# start of Extracted data

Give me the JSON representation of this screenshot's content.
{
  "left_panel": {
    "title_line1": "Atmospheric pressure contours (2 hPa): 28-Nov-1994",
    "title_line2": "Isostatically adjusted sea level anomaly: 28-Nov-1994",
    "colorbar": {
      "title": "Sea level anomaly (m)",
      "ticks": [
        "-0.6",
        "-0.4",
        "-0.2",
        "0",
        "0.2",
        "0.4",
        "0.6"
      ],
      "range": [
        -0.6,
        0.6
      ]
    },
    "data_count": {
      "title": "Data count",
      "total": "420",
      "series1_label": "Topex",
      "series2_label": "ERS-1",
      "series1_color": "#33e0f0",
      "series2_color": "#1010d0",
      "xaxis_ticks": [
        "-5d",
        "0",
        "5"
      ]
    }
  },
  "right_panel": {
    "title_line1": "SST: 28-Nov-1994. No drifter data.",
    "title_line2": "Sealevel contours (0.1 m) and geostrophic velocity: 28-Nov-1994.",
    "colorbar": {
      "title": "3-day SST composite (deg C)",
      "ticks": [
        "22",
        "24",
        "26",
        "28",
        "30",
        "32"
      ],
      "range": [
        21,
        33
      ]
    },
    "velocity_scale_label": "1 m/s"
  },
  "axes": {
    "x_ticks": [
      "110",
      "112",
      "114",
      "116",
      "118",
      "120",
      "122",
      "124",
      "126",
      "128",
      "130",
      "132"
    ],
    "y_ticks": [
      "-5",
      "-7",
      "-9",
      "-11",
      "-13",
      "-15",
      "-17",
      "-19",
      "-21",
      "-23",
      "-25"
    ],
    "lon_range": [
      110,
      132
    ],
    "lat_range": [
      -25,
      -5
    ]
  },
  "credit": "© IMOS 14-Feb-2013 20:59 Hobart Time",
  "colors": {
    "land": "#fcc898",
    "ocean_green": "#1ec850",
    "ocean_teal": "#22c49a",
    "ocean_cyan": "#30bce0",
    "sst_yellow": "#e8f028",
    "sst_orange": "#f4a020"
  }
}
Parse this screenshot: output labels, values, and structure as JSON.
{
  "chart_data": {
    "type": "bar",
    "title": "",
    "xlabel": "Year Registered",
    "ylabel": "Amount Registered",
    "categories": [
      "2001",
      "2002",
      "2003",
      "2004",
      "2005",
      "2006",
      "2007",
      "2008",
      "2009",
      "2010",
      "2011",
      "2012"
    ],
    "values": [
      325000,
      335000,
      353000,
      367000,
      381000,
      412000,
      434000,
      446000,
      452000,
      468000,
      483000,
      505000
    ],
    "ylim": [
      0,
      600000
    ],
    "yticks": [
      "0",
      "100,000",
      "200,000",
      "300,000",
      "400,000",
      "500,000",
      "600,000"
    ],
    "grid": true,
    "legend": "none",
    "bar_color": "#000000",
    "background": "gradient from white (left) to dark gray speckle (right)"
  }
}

# end of Extracted data

→ Brief: Find the word "JSON" in the data and copy out each line where it turns up.

→ The solution:
Give me the JSON representation of this screenshot's content.
Parse this screenshot: output labels, values, and structure as JSON.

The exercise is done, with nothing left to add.